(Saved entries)
— Begin —

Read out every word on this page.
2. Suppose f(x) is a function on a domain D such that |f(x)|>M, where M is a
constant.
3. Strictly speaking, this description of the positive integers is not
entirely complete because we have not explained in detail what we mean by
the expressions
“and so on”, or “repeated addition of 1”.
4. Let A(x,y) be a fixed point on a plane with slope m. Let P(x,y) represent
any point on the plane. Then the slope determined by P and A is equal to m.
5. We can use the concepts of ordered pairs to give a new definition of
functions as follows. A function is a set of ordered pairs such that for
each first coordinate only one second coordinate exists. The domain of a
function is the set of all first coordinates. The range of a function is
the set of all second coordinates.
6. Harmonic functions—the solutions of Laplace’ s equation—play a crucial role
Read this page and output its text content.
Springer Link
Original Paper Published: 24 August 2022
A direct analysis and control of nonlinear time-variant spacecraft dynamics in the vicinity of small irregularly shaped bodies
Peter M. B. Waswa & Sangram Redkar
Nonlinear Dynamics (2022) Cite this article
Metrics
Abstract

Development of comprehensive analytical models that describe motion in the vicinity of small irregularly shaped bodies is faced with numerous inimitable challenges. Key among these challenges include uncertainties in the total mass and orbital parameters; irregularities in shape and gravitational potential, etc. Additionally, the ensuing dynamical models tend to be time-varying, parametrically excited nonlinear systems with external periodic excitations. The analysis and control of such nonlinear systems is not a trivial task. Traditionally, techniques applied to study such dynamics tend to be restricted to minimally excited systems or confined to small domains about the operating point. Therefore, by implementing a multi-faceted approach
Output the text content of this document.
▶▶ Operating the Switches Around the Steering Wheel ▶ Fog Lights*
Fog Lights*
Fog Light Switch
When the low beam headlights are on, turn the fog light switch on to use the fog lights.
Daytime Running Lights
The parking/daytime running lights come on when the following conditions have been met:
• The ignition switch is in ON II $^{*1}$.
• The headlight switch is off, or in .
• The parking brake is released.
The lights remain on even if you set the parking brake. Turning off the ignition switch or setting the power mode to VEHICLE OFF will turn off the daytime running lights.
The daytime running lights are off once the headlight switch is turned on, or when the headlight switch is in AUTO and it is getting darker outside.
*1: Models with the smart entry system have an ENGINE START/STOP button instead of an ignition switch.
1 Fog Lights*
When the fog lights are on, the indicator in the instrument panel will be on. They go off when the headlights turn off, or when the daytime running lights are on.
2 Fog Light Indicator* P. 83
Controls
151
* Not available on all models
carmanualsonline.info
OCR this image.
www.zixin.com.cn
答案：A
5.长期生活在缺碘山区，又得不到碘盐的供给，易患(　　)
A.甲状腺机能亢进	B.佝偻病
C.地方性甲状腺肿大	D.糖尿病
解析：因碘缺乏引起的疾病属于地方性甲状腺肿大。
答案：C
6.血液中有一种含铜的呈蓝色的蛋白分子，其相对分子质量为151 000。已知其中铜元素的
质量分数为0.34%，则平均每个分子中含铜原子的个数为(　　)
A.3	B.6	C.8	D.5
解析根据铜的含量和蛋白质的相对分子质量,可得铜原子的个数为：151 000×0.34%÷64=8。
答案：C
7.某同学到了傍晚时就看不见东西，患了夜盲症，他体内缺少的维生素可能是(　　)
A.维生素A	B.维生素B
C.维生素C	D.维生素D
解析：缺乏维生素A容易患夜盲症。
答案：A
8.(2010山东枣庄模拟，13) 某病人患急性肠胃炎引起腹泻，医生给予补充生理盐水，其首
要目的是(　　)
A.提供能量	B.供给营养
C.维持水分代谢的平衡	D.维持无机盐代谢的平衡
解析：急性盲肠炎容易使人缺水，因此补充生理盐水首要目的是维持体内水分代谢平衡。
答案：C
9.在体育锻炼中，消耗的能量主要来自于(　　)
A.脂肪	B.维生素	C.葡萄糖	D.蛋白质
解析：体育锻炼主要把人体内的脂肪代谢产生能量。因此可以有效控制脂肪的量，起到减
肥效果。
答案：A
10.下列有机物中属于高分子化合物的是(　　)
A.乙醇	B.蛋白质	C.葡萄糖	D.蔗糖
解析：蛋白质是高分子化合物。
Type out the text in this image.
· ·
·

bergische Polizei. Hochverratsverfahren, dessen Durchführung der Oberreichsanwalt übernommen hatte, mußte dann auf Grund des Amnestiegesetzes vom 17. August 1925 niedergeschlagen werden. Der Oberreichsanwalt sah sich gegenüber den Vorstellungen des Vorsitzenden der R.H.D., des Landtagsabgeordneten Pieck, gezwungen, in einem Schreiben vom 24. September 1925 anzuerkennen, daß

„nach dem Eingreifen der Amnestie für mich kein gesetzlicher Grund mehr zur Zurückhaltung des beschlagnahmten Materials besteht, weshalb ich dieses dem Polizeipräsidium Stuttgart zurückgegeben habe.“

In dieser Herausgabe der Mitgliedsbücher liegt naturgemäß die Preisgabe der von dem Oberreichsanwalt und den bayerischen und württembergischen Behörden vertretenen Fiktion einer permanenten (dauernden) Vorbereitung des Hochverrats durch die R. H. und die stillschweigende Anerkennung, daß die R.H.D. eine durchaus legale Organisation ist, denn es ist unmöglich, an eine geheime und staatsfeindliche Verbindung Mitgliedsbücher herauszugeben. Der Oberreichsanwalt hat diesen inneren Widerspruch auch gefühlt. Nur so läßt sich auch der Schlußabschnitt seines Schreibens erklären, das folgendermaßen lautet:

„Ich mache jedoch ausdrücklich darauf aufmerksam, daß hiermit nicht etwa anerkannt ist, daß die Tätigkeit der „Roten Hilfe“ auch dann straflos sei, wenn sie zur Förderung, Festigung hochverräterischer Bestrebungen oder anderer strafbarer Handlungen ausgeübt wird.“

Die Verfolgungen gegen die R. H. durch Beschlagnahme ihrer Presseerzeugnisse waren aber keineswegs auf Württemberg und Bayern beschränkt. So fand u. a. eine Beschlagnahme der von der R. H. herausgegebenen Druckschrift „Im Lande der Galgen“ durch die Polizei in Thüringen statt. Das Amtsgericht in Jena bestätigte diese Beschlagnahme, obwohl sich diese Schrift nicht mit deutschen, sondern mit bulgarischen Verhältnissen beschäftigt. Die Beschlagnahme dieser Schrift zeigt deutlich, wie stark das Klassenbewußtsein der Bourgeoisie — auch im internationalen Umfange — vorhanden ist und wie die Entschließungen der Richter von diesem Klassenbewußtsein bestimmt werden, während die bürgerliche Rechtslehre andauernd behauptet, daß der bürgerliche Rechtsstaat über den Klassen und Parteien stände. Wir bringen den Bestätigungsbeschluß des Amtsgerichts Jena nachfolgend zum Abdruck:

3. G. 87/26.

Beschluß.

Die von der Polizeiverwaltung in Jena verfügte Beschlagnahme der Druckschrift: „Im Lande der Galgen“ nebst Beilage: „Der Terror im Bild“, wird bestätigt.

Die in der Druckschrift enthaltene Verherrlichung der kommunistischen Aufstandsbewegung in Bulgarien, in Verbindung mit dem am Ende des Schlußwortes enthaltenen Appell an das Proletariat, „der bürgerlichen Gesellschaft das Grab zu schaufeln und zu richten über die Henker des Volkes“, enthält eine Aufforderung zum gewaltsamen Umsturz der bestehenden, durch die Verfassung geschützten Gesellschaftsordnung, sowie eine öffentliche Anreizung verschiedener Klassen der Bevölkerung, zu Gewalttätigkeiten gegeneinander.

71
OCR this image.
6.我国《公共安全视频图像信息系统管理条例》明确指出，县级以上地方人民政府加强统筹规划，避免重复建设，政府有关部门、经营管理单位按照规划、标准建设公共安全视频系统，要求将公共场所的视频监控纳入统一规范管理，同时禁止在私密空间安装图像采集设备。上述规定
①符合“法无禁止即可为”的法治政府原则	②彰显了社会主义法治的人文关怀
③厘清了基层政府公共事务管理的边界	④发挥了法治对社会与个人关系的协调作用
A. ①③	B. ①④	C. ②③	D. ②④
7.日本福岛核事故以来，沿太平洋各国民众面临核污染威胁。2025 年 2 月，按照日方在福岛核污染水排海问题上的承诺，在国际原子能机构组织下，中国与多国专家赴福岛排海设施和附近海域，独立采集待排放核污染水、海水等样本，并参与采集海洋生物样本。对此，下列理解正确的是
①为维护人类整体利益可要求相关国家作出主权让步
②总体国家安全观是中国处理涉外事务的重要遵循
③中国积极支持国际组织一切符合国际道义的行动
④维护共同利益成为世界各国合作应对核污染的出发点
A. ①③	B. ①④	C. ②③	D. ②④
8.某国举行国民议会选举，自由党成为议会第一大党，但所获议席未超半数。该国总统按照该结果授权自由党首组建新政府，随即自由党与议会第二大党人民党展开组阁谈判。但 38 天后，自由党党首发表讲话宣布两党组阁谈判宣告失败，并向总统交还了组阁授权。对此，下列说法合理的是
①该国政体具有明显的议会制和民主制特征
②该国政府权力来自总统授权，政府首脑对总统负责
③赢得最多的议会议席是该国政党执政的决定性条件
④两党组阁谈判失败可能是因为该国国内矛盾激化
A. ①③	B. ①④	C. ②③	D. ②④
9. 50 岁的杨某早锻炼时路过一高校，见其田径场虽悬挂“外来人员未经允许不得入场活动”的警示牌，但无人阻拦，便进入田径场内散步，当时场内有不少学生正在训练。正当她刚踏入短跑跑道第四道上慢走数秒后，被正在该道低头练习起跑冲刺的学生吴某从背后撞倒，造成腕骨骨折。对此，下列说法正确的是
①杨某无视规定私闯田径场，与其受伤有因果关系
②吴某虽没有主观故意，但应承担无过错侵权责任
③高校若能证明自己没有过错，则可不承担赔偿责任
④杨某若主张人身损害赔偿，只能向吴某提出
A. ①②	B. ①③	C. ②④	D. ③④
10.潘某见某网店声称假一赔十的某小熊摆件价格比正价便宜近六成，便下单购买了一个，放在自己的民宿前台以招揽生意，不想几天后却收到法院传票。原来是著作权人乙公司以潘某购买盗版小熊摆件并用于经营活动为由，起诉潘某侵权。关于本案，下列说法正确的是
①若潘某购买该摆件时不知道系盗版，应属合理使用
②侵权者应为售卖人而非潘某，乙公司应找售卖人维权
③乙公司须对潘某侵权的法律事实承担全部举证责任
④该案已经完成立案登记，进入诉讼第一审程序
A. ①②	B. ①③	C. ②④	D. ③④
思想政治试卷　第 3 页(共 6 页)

— End —

### What to work on
Where a line of the data holds "content", show that line.

### Worked answer
Read this page and output its text content.
Output the text content of this document.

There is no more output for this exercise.